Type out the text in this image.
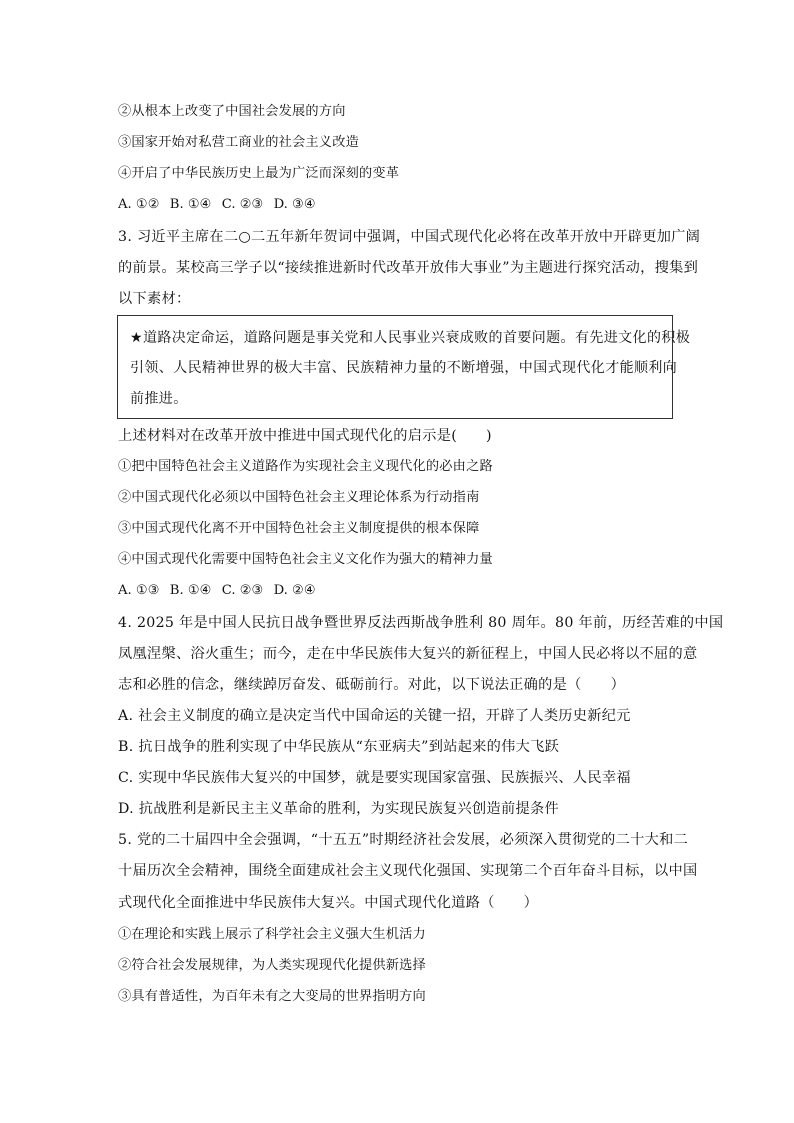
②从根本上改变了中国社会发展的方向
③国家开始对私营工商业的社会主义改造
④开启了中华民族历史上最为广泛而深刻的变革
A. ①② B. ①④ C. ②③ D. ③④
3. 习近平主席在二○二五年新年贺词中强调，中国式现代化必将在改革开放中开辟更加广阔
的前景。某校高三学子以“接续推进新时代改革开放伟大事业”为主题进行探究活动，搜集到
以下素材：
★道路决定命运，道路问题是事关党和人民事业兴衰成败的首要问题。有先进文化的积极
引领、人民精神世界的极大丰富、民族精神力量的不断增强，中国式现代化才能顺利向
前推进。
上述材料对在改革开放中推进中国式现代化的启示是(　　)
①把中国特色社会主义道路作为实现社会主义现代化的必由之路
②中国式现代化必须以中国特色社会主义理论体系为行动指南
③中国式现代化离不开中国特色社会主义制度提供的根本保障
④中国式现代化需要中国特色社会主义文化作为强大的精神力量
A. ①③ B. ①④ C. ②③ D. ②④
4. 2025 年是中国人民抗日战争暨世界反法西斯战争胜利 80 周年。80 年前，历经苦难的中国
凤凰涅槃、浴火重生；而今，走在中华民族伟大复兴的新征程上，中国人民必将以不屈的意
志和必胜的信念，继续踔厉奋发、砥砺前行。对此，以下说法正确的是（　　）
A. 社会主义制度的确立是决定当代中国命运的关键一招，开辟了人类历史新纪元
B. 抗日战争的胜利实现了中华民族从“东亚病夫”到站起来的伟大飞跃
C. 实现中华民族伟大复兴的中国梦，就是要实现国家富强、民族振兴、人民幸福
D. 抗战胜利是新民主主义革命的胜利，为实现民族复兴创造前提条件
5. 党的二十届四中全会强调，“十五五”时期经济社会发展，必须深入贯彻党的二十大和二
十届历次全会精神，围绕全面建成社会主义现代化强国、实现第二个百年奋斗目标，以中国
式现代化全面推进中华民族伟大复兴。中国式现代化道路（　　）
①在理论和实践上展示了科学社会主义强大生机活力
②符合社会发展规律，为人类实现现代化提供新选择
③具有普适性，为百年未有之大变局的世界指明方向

• • •

THE EXERCISE
Copy the whole listing above word for word but do not carry over the pictures.

RESULT OF THE TASK
Type out the text in this image.
②从根本上改变了中国社会发展的方向
③国家开始对私营工商业的社会主义改造
④开启了中华民族历史上最为广泛而深刻的变革
A. ①② B. ①④ C. ②③ D. ③④
3. 习近平主席在二○二五年新年贺词中强调，中国式现代化必将在改革开放中开辟更加广阔
的前景。某校高三学子以“接续推进新时代改革开放伟大事业”为主题进行探究活动，搜集到
以下素材：
★道路决定命运，道路问题是事关党和人民事业兴衰成败的首要问题。有先进文化的积极
引领、人民精神世界的极大丰富、民族精神力量的不断增强，中国式现代化才能顺利向
前推进。
上述材料对在改革开放中推进中国式现代化的启示是(　　)
①把中国特色社会主义道路作为实现社会主义现代化的必由之路
②中国式现代化必须以中国特色社会主义理论体系为行动指南
③中国式现代化离不开中国特色社会主义制度提供的根本保障
④中国式现代化需要中国特色社会主义文化作为强大的精神力量
A. ①③ B. ①④ C. ②③ D. ②④
4. 2025 年是中国人民抗日战争暨世界反法西斯战争胜利 80 周年。80 年前，历经苦难的中国
凤凰涅槃、浴火重生；而今，走在中华民族伟大复兴的新征程上，中国人民必将以不屈的意
志和必胜的信念，继续踔厉奋发、砥砺前行。对此，以下说法正确的是（　　）
A. 社会主义制度的确立是决定当代中国命运的关键一招，开辟了人类历史新纪元
B. 抗日战争的胜利实现了中华民族从“东亚病夫”到站起来的伟大飞跃
C. 实现中华民族伟大复兴的中国梦，就是要实现国家富强、民族振兴、人民幸福
D. 抗战胜利是新民主主义革命的胜利，为实现民族复兴创造前提条件
5. 党的二十届四中全会强调，“十五五”时期经济社会发展，必须深入贯彻党的二十大和二
十届历次全会精神，围绕全面建成社会主义现代化强国、实现第二个百年奋斗目标，以中国
式现代化全面推进中华民族伟大复兴。中国式现代化道路（　　）
①在理论和实践上展示了科学社会主义强大生机活力
②符合社会发展规律，为人类实现现代化提供新选择
③具有普适性，为百年未有之大变局的世界指明方向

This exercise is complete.